(Records from a collection)
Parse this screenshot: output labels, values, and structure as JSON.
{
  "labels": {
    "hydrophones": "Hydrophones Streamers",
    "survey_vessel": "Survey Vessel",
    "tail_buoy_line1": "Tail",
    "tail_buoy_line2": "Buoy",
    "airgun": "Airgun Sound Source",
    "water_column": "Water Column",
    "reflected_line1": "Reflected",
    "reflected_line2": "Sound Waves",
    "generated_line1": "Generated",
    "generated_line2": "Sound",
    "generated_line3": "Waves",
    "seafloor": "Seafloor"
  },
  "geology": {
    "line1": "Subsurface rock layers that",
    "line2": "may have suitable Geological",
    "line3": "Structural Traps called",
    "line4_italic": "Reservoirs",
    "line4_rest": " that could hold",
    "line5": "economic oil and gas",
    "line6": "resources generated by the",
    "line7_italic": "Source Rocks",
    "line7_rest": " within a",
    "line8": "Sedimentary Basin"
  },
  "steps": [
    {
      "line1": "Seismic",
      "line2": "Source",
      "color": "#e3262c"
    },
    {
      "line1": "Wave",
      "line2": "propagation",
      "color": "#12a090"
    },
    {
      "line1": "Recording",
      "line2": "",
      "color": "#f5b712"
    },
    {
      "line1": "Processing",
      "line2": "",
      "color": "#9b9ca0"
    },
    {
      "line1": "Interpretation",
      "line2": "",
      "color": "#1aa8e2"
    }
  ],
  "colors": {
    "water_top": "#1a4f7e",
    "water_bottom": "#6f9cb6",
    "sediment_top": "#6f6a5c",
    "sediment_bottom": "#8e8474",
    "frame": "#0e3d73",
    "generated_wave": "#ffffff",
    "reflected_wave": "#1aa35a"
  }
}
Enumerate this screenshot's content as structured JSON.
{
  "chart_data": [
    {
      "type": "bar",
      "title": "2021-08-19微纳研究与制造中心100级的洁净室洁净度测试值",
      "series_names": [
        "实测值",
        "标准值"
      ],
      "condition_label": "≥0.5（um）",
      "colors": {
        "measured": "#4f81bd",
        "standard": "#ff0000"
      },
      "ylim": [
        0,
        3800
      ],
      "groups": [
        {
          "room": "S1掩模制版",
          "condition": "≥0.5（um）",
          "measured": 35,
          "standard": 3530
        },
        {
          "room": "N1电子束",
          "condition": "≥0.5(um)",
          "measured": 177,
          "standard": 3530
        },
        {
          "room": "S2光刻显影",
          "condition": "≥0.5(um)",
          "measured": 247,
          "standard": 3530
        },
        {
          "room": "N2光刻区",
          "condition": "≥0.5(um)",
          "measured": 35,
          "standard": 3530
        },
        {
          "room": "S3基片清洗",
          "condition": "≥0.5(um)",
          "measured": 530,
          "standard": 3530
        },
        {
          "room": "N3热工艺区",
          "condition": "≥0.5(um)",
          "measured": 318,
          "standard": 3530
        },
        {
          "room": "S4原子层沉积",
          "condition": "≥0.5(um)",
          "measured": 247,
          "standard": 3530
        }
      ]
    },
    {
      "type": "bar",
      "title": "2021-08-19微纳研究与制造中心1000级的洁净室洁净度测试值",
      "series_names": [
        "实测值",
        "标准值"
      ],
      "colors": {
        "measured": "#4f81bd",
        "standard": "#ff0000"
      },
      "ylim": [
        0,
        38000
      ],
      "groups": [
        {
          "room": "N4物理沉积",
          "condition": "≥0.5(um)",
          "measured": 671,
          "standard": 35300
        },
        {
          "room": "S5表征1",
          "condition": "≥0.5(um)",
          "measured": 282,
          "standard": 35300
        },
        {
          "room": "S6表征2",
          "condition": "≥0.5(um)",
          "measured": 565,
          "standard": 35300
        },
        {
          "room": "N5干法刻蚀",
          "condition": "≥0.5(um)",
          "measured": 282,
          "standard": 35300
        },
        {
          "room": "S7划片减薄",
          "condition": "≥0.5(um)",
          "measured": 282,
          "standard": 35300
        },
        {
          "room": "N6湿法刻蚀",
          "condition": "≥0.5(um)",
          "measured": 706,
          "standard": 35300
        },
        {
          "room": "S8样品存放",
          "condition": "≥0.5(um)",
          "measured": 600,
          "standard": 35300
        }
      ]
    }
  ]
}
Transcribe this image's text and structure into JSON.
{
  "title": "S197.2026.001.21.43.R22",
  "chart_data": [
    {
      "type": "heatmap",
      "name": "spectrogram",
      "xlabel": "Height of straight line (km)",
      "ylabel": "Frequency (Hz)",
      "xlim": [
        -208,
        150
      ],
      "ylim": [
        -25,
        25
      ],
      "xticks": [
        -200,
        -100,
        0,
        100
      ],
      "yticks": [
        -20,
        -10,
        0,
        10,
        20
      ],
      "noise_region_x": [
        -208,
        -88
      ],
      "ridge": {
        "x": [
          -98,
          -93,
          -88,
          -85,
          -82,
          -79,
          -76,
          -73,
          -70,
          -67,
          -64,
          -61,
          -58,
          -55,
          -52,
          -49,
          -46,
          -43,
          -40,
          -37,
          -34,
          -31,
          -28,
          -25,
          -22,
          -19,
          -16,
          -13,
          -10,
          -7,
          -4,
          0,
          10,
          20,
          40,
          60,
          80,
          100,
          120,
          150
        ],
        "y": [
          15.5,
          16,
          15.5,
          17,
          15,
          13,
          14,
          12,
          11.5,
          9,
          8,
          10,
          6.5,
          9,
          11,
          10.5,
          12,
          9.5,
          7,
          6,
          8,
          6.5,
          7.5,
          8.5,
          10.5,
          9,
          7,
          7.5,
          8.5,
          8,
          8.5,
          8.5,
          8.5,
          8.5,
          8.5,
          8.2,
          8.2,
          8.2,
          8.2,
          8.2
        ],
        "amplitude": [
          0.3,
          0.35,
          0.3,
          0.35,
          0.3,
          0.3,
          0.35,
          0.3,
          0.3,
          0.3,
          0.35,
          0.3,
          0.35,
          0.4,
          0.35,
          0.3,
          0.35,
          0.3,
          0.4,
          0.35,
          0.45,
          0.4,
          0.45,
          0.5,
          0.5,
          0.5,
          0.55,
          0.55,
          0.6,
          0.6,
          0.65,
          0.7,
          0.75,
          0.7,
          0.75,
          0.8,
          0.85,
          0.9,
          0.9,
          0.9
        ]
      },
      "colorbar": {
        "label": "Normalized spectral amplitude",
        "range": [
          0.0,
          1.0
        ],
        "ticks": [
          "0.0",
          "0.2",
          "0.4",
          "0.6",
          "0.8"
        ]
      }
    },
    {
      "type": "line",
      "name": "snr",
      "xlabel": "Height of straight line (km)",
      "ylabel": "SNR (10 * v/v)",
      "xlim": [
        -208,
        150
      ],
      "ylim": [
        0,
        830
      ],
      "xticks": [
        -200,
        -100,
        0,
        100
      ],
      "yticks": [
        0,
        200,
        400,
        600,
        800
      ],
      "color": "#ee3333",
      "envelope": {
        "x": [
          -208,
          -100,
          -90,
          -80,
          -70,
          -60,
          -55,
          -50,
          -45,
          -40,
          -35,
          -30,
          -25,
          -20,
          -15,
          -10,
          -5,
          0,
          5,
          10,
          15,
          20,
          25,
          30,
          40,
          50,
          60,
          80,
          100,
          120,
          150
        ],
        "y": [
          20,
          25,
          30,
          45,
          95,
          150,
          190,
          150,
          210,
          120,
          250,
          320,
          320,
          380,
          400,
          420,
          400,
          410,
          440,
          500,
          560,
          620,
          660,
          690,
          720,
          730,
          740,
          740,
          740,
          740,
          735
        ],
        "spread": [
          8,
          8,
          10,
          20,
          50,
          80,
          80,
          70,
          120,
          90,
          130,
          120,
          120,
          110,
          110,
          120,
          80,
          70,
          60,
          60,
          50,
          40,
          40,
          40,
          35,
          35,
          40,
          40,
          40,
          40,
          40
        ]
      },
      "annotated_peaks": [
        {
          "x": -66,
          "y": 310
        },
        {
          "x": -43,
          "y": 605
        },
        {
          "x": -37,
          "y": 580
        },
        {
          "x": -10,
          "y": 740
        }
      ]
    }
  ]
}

# Exercise prompt
Reply with one number only, the count of lines above that hold the string "JSON".

# Completed task
3